# Records excerpted from a collection
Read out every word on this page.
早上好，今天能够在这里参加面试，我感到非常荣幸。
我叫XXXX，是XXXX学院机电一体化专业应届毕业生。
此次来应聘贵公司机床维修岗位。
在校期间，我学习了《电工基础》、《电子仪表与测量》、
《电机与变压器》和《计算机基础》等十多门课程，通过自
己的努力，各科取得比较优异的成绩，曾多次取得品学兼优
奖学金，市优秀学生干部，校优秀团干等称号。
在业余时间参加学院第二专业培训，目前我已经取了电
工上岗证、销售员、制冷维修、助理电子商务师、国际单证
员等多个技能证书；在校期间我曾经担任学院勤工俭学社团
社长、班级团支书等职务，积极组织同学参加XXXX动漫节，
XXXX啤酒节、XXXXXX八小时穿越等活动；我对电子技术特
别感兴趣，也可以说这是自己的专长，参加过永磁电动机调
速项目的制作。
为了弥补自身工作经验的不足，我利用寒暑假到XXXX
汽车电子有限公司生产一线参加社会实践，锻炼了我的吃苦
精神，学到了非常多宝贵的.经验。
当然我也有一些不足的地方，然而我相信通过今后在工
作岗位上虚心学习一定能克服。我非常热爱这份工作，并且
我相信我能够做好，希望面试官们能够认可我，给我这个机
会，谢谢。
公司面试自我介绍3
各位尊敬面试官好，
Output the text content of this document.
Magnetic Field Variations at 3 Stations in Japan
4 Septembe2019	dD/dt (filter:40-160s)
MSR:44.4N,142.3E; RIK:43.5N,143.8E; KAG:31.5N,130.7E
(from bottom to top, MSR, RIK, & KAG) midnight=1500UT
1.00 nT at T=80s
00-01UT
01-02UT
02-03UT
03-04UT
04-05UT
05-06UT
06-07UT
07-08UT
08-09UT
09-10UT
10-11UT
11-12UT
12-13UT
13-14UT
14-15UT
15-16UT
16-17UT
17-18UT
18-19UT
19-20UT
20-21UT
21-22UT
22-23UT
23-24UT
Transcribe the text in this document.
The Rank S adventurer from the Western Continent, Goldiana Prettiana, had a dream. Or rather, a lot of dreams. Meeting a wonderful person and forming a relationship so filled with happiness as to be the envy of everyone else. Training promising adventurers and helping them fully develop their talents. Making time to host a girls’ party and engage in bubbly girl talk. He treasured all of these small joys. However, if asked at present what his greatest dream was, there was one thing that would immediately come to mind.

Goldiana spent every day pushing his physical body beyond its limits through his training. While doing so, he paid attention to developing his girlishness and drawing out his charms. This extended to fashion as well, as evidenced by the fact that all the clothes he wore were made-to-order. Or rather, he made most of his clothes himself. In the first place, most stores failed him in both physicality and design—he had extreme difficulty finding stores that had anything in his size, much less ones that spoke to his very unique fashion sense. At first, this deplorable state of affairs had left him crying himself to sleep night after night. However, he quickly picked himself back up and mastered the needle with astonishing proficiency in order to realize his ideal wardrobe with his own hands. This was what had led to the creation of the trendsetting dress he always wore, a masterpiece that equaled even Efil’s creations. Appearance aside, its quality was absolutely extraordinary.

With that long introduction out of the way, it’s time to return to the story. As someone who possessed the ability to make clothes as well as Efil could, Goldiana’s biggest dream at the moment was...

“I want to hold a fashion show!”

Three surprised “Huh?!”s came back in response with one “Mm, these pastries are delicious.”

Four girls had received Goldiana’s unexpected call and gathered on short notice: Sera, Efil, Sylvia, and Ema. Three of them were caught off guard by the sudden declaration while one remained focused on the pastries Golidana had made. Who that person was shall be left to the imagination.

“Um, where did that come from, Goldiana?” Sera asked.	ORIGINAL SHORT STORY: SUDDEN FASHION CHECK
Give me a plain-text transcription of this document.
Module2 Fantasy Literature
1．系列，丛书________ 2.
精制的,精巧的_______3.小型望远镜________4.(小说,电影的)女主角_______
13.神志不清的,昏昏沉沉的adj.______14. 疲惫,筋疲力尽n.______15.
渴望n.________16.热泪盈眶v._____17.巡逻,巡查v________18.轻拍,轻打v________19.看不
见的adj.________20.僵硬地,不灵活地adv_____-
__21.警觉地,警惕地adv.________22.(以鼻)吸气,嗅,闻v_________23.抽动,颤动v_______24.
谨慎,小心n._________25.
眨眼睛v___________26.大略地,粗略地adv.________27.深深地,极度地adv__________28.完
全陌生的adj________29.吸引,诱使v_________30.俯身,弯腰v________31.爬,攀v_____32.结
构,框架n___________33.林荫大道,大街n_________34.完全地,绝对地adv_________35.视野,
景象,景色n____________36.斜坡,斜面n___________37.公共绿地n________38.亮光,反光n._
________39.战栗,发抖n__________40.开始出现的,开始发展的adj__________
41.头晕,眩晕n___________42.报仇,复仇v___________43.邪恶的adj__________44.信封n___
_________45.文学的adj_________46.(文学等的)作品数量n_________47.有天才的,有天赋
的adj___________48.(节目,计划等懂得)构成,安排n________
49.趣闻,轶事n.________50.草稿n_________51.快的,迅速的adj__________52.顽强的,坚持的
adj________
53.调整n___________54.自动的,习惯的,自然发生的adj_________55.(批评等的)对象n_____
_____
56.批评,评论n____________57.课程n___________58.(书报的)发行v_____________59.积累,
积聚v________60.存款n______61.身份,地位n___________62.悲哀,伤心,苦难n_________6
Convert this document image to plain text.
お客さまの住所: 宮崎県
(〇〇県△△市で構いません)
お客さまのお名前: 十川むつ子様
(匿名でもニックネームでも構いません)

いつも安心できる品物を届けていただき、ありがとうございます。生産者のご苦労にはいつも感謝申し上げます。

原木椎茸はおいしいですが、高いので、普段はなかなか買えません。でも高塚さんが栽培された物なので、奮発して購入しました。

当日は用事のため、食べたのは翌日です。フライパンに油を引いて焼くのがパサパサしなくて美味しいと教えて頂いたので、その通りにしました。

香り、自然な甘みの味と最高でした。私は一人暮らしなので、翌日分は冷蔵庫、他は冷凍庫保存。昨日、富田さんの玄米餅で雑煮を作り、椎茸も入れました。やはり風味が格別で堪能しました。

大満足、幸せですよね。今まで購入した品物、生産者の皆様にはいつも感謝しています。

# PROBLEM DESCRIPTION
In the listing above, find each line with the word "document" and copy it.

# RESULT OF THE TASK
Output the text content of this document.
Transcribe the text in this document.
Give me a plain-text transcription of this document.
Convert this document image to plain text.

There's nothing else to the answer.